--- Start of Data entries ---

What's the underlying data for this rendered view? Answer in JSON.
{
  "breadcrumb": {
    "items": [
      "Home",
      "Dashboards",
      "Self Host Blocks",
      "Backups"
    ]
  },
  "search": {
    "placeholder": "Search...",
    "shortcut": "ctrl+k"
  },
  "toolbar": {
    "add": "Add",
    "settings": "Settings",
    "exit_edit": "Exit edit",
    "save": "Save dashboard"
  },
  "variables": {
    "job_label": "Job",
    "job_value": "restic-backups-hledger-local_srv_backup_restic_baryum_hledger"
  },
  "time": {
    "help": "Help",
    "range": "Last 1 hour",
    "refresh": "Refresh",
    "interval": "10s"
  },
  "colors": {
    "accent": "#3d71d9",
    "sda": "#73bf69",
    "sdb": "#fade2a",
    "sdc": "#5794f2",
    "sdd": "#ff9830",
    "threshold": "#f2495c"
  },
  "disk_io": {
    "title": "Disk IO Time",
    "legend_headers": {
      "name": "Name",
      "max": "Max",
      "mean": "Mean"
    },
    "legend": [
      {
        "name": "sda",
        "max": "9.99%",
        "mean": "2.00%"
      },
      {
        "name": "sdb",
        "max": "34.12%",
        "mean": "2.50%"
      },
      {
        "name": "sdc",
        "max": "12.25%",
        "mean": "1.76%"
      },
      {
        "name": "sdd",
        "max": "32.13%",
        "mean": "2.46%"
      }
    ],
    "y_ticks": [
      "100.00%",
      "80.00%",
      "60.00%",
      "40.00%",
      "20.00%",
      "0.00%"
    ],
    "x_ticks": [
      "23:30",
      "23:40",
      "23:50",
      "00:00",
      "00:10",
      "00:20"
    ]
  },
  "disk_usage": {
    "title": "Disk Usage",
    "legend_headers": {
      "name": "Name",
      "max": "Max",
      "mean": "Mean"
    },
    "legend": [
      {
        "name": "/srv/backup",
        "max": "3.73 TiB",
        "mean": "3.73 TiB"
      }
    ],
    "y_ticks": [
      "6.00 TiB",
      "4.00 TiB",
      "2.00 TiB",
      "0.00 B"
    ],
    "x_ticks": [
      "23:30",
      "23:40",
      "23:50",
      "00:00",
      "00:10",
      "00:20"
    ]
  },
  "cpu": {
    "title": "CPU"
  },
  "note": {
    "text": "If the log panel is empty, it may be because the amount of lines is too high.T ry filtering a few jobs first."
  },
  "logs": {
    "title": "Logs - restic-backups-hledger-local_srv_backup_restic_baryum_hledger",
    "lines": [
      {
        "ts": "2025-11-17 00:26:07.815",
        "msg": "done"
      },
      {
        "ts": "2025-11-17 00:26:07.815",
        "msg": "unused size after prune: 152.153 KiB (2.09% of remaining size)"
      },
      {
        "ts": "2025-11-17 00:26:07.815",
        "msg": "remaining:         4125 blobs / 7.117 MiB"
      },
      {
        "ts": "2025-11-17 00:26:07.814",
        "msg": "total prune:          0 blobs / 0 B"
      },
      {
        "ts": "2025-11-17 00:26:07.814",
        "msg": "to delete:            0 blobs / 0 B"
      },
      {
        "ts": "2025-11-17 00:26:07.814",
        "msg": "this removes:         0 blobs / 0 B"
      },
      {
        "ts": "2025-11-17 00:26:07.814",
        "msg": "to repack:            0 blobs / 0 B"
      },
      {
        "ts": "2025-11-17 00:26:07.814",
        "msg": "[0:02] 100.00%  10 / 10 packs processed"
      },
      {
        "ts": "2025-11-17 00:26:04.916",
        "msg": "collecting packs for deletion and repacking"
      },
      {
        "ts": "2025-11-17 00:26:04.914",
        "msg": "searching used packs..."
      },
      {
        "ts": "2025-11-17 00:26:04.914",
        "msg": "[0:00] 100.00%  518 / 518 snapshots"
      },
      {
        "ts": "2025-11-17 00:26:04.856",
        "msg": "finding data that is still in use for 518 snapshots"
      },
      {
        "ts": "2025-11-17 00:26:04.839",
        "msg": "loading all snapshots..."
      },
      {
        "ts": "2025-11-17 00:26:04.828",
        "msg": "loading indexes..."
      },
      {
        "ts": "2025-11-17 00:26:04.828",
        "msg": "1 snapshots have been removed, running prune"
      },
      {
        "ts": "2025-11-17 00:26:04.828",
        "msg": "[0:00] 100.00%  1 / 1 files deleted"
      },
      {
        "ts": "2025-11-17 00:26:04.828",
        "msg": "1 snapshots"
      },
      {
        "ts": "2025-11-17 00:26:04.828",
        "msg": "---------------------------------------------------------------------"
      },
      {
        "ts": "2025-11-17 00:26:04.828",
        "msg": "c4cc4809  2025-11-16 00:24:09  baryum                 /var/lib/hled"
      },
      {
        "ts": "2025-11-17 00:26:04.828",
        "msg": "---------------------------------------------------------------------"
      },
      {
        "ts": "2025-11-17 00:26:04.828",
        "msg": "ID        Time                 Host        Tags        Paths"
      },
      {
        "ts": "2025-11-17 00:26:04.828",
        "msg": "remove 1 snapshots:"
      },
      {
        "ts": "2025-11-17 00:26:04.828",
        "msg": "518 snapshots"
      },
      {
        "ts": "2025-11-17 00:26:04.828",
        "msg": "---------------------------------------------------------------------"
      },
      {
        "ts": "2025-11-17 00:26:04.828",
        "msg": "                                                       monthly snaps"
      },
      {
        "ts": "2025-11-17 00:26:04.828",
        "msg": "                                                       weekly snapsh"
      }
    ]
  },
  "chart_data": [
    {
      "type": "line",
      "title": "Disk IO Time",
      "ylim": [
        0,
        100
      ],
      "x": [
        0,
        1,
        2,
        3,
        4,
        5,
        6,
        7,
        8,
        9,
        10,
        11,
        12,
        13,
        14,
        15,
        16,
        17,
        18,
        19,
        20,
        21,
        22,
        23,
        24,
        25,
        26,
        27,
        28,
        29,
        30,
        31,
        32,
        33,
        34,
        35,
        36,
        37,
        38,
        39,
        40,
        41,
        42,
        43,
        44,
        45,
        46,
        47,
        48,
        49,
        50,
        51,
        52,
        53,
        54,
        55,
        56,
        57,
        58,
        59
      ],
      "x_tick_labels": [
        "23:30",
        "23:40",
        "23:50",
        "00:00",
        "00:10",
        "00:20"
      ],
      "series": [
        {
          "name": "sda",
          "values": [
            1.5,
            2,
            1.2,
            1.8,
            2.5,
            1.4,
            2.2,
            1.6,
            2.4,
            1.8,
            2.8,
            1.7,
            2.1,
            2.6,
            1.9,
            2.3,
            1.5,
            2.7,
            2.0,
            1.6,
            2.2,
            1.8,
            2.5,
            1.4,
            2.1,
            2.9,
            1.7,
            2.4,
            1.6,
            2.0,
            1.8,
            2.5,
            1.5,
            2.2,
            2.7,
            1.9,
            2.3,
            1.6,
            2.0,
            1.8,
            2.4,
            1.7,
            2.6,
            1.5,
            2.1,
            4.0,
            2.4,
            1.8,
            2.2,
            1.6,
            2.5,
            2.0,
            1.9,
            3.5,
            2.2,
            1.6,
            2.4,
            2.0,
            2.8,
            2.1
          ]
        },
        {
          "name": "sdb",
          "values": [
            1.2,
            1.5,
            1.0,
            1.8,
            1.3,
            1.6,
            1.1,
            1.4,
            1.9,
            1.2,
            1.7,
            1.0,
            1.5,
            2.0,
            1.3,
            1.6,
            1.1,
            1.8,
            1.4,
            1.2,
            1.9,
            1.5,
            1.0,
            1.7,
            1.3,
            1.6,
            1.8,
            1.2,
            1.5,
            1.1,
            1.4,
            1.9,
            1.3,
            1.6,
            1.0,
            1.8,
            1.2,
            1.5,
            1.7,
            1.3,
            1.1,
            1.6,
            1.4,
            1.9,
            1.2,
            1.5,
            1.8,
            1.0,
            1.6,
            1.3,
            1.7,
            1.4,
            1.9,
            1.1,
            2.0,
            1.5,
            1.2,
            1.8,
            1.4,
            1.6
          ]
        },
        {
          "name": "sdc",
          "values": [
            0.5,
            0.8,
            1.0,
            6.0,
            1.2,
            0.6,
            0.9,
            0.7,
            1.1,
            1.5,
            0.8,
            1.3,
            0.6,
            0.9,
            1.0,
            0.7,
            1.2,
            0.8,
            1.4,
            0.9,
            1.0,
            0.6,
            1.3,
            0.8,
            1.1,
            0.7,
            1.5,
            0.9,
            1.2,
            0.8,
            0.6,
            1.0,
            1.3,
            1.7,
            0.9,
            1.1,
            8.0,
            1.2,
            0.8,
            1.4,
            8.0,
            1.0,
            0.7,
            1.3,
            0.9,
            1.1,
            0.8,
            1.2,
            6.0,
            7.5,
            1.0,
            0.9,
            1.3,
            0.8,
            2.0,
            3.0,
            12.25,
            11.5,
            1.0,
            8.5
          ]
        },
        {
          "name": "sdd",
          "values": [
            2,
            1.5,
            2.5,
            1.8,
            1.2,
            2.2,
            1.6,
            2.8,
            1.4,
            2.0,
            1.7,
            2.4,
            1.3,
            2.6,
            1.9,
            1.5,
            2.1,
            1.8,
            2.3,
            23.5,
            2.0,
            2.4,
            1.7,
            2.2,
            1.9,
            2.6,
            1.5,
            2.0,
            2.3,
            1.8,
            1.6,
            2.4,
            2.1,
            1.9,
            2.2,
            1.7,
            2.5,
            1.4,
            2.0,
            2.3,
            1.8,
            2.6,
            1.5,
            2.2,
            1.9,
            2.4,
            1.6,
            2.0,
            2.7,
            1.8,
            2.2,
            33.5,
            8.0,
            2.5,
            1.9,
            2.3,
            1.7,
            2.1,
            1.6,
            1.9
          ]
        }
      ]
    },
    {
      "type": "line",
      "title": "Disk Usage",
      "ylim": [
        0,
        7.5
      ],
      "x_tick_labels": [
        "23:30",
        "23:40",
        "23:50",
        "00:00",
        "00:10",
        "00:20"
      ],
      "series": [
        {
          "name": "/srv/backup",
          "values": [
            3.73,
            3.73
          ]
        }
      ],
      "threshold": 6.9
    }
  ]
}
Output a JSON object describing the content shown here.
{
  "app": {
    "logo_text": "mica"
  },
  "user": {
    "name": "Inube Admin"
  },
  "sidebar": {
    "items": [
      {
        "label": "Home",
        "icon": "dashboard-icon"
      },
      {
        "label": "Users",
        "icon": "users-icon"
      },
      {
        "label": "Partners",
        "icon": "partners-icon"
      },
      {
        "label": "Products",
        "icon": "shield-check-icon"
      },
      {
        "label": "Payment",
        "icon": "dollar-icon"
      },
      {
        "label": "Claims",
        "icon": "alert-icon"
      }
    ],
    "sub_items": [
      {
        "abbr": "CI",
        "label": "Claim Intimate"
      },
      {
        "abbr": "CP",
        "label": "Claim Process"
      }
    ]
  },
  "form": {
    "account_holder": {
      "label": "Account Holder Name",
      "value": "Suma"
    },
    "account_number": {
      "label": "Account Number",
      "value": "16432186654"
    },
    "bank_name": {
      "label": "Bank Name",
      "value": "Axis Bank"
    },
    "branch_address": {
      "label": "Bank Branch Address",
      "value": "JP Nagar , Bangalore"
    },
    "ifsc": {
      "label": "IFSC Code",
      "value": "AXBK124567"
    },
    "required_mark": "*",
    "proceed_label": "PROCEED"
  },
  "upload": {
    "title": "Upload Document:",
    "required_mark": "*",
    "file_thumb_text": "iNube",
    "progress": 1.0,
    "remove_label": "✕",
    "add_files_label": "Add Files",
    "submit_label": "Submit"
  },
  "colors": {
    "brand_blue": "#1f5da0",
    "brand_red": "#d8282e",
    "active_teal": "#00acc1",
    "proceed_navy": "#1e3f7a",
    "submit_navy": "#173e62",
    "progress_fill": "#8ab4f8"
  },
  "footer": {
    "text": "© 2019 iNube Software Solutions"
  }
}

--- End of Data entries ---

Written exercise: How many lines in the records above contain the word "blobs"? Reply with the number alone.

Task solution: 5